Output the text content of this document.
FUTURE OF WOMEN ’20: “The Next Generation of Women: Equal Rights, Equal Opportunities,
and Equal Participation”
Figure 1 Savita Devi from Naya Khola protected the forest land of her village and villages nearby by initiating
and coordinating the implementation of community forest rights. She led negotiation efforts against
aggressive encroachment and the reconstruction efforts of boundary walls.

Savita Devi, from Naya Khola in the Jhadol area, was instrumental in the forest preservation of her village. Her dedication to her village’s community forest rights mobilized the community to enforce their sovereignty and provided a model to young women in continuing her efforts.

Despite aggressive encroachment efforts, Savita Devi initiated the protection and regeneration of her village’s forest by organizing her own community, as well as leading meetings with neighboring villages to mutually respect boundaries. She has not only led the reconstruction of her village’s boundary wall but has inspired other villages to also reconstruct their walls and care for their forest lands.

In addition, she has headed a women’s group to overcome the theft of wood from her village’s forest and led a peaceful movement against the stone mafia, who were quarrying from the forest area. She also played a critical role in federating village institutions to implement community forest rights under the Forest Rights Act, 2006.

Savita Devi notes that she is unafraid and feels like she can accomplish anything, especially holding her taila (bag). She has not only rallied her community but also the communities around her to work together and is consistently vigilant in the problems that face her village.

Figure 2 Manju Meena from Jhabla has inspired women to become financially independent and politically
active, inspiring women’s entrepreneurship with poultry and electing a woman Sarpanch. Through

■ ■ ■

**Given request**
Every entry must be output again, exactly as written above.

**Answer in full**
Output the text content of this document.
FUTURE OF WOMEN ’20: “The Next Generation of Women: Equal Rights, Equal Opportunities,
and Equal Participation”
Figure 1 Savita Devi from Naya Khola protected the forest land of her village and villages nearby by initiating
and coordinating the implementation of community forest rights. She led negotiation efforts against
aggressive encroachment and the reconstruction efforts of boundary walls.

Savita Devi, from Naya Khola in the Jhadol area, was instrumental in the forest preservation of her village. Her dedication to her village’s community forest rights mobilized the community to enforce their sovereignty and provided a model to young women in continuing her efforts.

Despite aggressive encroachment efforts, Savita Devi initiated the protection and regeneration of her village’s forest by organizing her own community, as well as leading meetings with neighboring villages to mutually respect boundaries. She has not only led the reconstruction of her village’s boundary wall but has inspired other villages to also reconstruct their walls and care for their forest lands.

In addition, she has headed a women’s group to overcome the theft of wood from her village’s forest and led a peaceful movement against the stone mafia, who were quarrying from the forest area. She also played a critical role in federating village institutions to implement community forest rights under the Forest Rights Act, 2006.

Savita Devi notes that she is unafraid and feels like she can accomplish anything, especially holding her taila (bag). She has not only rallied her community but also the communities around her to work together and is consistently vigilant in the problems that face her village.

Figure 2 Manju Meena from Jhabla has inspired women to become financially independent and politically
active, inspiring women’s entrepreneurship with poultry and electing a woman Sarpanch. Through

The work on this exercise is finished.